Dropping compulsory Irish?

To the Webmaster

Please consider this an Open Letter to TDs and all interested parties.

From: M. Ó Fearghail

Date: 10 February 2011 07:32

Subject: ltr Fine Gael’s sudden decision to drop Irish as a compulsory subject

To: The Editor

10Feb11

A chara,

I hope that readers will make known to their TDs their opposition to Fine Gael’s sudden decision to drop Irish as a compulsory subject.

It is based on a wrong-headed understanding of the educational process. Of course children will go for the easy option if it is offered. Again and again I have heard people say they wish now they had worked harder at Irish (among other things!) when they were young & still had the chance.

So many small nations and ethnic groups nowadays are battling to preserve their culture against being swamped, and this invariably includes the study of their history and their native language. Without these things, nationality descends to the level of the meaningless label.

- [Material provided]

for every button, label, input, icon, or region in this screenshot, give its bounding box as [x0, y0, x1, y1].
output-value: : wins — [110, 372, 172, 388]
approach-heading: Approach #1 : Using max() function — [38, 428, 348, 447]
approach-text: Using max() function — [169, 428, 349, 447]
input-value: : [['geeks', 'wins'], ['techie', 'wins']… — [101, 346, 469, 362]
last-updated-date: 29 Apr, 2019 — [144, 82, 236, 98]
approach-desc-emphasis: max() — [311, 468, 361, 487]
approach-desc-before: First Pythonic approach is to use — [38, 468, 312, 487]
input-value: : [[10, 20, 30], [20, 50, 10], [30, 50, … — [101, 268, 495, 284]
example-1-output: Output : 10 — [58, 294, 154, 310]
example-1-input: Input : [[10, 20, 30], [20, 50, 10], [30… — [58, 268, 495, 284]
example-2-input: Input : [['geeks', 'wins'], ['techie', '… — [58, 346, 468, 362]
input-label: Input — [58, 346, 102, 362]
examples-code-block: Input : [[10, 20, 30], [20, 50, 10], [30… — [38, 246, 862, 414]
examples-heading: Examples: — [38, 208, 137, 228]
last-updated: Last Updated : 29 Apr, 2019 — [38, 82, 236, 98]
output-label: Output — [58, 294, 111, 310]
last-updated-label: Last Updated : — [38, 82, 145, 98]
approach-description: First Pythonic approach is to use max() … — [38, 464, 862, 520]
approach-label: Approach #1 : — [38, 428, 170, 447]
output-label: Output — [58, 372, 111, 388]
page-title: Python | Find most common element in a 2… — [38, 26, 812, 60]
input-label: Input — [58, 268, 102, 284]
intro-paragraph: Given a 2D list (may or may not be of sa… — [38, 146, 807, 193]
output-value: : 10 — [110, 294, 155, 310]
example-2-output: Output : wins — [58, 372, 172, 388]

- [Challenges]
• 1. Lay out the entries, from the start of the entries through the line containing "last-updated-date: 29 Apr, 2019", as a Markdown table with columns Row and Line, omitting blank lines.
• 2. Proceed with the letter on dropping compulsory Irish, picking up after its last sentence.

- [Exercise responses]
• 1.
| Row | Line |
|---|---|
| 1 | for every button, label, input, icon, or region in this screenshot, give its bounding box as [x0, y0, x1, y1]. |
| 2 | output-value: : wins — [110, 372, 172, 388] |
| 3 | approach-heading: Approach #1 : Using max() function — [38, 428, 348, 447] |
| 4 | approach-text: Using max() function — [169, 428, 349, 447] |
| 5 | input-value: : [['geeks', 'wins'], ['techie', 'wins']… — [101, 346, 469, 362] |
| 6 | last-updated-date: 29 Apr, 2019 — [144, 82, 236, 98] |

• 2.
The Gaelic Revival has exceeded the expectations – and predictions – of the naysayers for well over a century now. In the mid nineteenth century it was being confidently predicted in print that the Irish language and Popish Faith would be lost and forgotten within twenty years, while the Gaelic sports were a fading memory. As one who has travelled, I can testify to the huge respect that Ireland has around the world, for maintaining her integrity. Europeans take it for granted that we are fighting to maintain our language.

The overwhelming evidence worldwide is that bilingualism enhances, not retards, intellectual and cultural development, despite what the first thought might suggest. The reason is very simple: it trains the mind for other things as well, and broadens the outlook greatly. In our own case, we already do speak one of the World languages so well that many come here to learn it by preference. Why be so niggardly about our own?

The Gaelscoileanna are flourishing as never before.

Part of the meaning of a culture is the shared background of the citizens. This includes our shared experience of Irish, even for those who have only the cúpla focal.

Making the subject optional would immediately turn Gaeilge into an elitist niche. People would opt out and then regret it – and would have no Gaeilge to pass on to their own children.

I applaud those FG TDs who have spoken out against this defeatist measure.

le gach dea-ghuí

M. Ó Fearghail BSc(hons) Dip. Ed.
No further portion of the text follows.